§ Instruction:
From the entries below, please gather each line containing the string "filter".
* Start Records to use *
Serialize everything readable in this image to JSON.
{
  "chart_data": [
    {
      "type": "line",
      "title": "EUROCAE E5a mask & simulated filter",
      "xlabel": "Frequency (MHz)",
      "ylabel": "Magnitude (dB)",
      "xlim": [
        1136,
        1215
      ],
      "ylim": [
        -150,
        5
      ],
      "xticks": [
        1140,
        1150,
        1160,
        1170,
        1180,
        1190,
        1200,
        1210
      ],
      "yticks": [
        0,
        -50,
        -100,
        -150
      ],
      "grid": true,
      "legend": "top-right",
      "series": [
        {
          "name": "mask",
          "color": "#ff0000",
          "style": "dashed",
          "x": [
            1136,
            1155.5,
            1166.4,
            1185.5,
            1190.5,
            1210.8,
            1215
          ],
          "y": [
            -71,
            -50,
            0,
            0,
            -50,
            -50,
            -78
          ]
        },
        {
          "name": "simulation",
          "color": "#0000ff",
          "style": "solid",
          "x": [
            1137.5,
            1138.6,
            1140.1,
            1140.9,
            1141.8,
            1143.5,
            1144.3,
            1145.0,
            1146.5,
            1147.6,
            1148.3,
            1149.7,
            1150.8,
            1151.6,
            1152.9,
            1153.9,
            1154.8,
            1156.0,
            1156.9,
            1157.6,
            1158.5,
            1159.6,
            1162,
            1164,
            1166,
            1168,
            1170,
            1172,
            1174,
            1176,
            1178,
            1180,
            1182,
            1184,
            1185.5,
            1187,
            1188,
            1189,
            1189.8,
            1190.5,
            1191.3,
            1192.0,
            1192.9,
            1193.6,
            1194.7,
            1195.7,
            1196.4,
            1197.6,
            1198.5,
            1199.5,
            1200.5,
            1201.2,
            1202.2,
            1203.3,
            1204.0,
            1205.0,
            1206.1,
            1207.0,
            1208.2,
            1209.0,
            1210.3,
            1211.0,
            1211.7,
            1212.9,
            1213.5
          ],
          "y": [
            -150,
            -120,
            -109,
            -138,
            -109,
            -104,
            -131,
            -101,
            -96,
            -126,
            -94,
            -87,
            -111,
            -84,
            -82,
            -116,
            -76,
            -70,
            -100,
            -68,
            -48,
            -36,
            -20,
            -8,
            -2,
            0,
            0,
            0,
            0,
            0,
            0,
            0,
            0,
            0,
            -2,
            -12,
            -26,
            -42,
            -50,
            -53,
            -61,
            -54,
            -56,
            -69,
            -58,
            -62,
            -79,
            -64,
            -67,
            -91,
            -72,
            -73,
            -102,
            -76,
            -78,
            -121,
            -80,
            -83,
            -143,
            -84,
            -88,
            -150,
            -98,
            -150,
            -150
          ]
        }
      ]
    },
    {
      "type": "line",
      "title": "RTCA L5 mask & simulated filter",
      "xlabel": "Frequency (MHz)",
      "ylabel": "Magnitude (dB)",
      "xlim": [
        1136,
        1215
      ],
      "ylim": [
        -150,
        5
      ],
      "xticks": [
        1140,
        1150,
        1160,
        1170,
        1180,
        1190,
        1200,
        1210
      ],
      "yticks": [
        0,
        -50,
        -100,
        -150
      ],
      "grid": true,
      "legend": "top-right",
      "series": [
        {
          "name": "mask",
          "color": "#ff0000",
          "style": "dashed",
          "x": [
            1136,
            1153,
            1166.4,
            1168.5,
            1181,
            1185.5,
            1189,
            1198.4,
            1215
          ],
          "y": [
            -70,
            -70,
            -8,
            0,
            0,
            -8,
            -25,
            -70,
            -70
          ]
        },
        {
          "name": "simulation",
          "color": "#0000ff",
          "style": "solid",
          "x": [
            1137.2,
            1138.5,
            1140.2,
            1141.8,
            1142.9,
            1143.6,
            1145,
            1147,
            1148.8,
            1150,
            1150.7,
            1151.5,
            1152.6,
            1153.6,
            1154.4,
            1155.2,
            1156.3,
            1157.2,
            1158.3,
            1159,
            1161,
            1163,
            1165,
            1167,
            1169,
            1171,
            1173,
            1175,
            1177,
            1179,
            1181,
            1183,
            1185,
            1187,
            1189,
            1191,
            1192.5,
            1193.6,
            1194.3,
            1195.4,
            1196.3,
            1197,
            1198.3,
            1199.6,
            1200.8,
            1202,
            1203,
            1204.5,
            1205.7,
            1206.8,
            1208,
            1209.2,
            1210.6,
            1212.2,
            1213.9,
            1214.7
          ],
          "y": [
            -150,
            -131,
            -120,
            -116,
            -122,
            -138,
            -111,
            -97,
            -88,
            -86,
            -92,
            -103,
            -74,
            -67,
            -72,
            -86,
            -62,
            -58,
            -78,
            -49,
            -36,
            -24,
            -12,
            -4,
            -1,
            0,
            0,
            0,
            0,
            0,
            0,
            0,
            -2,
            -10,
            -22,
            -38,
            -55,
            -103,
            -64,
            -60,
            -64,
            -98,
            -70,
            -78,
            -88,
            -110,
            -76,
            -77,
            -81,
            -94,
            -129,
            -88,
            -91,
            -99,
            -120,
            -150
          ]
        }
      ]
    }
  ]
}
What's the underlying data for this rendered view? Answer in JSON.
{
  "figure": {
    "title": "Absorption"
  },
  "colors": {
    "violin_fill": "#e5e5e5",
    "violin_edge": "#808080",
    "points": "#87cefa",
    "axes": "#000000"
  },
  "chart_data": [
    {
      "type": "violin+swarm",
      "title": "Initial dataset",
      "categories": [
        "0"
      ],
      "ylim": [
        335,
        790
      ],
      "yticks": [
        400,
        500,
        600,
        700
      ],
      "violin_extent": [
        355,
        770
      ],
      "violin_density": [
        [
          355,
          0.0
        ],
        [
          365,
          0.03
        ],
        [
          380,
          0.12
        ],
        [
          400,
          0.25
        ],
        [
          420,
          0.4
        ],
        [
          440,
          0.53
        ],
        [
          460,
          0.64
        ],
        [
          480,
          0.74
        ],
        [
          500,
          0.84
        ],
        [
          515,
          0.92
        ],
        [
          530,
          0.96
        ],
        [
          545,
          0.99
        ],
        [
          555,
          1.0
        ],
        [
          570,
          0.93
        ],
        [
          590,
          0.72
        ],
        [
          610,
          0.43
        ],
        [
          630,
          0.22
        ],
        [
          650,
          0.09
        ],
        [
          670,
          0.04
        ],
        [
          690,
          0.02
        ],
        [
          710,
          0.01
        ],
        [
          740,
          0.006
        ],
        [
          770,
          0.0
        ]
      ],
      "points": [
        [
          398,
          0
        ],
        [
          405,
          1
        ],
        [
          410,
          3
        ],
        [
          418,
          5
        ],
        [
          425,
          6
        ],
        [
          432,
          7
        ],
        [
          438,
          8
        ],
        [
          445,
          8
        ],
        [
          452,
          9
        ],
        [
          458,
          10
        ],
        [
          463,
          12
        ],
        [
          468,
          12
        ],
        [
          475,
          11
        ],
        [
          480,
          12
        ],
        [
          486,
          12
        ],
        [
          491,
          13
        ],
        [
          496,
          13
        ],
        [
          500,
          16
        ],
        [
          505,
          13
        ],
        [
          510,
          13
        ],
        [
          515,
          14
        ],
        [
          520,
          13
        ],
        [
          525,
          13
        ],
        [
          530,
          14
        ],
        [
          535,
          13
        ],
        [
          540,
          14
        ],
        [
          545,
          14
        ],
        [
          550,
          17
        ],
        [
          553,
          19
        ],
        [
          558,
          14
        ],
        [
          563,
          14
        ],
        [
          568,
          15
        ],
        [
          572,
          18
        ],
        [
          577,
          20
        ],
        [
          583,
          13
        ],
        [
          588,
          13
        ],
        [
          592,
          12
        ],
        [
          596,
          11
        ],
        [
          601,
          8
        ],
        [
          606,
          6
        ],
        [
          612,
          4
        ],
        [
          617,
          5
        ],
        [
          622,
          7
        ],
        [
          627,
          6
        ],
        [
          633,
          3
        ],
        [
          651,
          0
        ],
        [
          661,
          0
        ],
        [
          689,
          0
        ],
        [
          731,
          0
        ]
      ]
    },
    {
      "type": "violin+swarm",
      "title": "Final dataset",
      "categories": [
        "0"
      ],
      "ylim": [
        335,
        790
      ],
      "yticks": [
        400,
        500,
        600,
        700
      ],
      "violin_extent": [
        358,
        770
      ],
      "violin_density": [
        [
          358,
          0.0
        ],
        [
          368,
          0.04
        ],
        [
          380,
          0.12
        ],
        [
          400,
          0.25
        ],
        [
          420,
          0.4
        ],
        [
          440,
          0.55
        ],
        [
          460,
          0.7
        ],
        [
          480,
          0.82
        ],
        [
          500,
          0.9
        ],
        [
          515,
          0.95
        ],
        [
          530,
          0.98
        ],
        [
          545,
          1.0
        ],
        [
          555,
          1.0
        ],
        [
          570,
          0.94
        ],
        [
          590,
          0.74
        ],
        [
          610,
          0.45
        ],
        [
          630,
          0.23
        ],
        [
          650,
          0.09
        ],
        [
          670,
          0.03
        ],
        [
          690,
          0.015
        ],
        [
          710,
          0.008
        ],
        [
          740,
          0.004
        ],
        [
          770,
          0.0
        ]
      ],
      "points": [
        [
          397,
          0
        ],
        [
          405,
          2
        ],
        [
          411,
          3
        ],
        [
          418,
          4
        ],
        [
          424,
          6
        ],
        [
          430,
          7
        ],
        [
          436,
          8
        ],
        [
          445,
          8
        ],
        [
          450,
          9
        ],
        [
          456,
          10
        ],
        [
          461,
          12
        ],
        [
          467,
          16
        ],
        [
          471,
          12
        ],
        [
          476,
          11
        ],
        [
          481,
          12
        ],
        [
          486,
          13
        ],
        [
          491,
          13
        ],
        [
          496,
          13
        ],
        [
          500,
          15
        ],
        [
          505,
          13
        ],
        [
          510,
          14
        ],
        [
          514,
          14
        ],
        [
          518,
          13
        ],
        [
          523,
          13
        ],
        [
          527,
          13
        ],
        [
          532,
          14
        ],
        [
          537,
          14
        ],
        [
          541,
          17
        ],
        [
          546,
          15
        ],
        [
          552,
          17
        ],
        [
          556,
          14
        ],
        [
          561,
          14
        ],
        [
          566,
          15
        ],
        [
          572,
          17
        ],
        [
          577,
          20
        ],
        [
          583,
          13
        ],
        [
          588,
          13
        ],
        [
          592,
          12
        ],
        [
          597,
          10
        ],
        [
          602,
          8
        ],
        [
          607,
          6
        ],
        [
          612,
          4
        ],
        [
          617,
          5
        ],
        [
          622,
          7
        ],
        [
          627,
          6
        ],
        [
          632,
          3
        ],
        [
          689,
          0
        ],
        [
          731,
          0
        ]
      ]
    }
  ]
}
* End Records to use *
§ Answer to this task:
      "title": "EUROCAE E5a mask & simulated filter",
      "title": "RTCA L5 mask & simulated filter",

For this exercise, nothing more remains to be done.